----- Supplied data -----
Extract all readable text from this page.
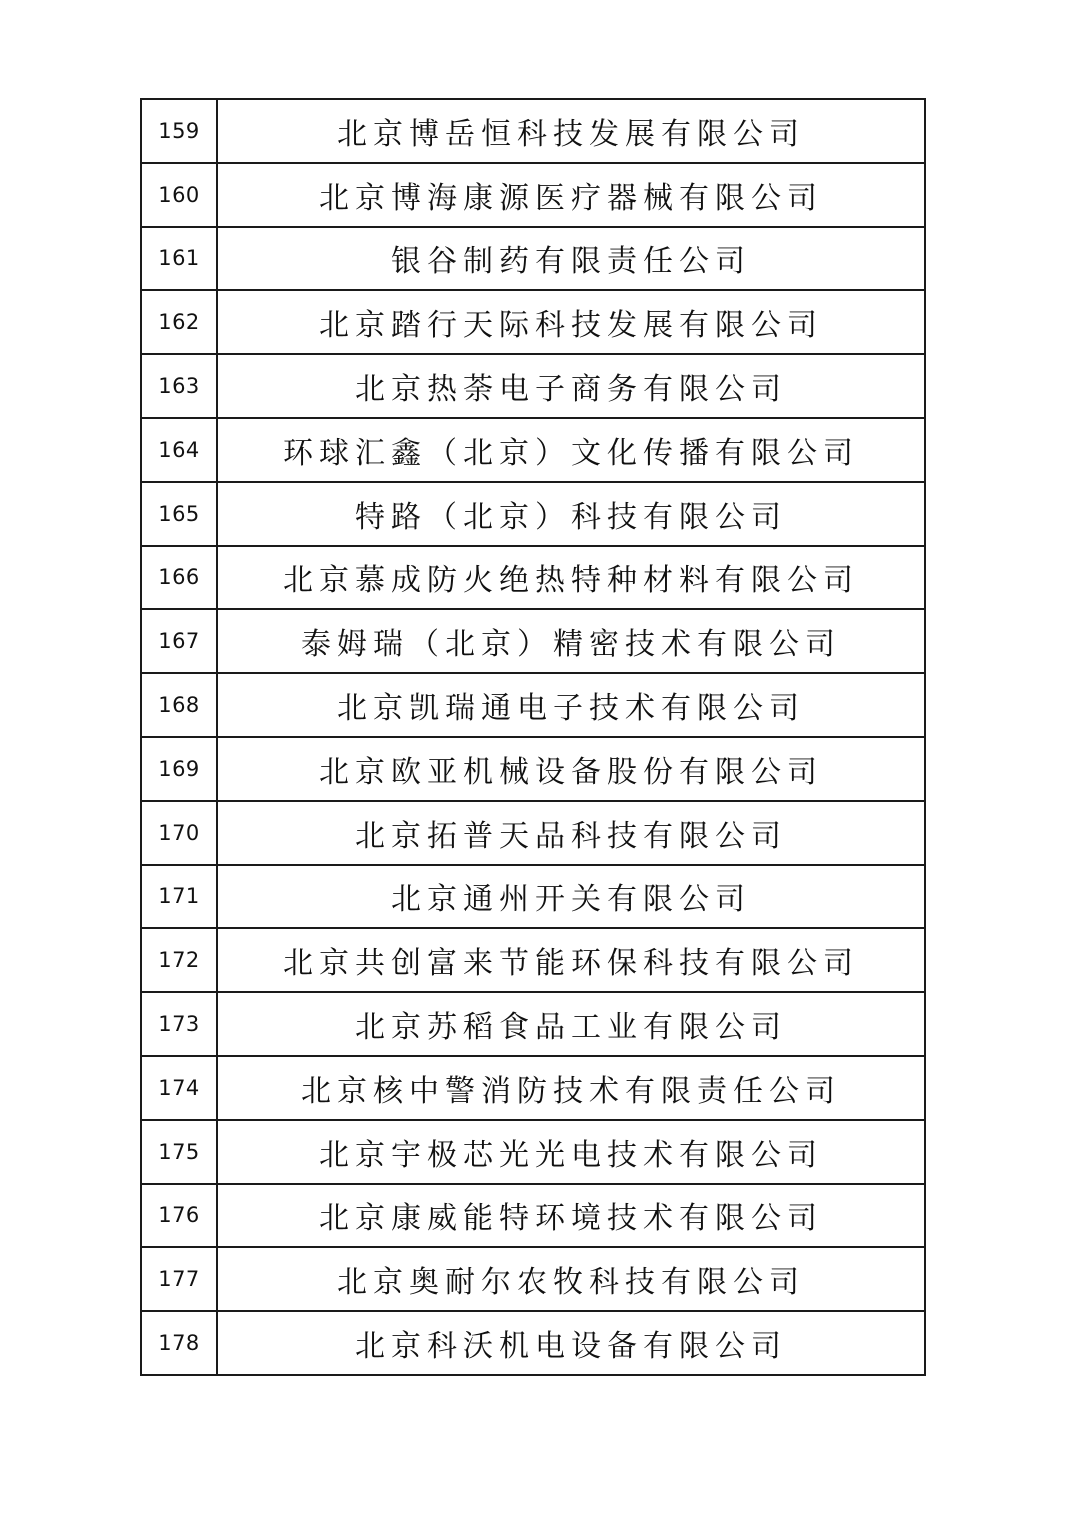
159	北京博岳恒科技发展有限公司
160	北京博海康源医疗器械有限公司
161	银谷制药有限责任公司
162	北京踏行天际科技发展有限公司
163	北京热荼电子商务有限公司
164	环球汇鑫（北京）文化传播有限公司
165	特路（北京）科技有限公司
166	北京慕成防火绝热特种材料有限公司
167	泰姆瑞（北京）精密技术有限公司
168	北京凯瑞通电子技术有限公司
169	北京欧亚机械设备股份有限公司
170	北京拓普天品科技有限公司
171	北京通州开关有限公司
172	北京共创富来节能环保科技有限公司
173	北京苏稻食品工业有限公司
174	北京核中警消防技术有限责任公司
175	北京宇极芯光光电技术有限公司
176	北京康威能特环境技术有限公司
177	北京奥耐尔农牧科技有限公司
178	北京科沃机电设备有限公司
-----
Give the entries again without a single change, but with no pictures.

Written answer
Extract all readable text from this page.
159	北京博岳恒科技发展有限公司
160	北京博海康源医疗器械有限公司
161	银谷制药有限责任公司
162	北京踏行天际科技发展有限公司
163	北京热荼电子商务有限公司
164	环球汇鑫（北京）文化传播有限公司
165	特路（北京）科技有限公司
166	北京慕成防火绝热特种材料有限公司
167	泰姆瑞（北京）精密技术有限公司
168	北京凯瑞通电子技术有限公司
169	北京欧亚机械设备股份有限公司
170	北京拓普天品科技有限公司
171	北京通州开关有限公司
172	北京共创富来节能环保科技有限公司
173	北京苏稻食品工业有限公司
174	北京核中警消防技术有限责任公司
175	北京宇极芯光光电技术有限公司
176	北京康威能特环境技术有限公司
177	北京奥耐尔农牧科技有限公司
178	北京科沃机电设备有限公司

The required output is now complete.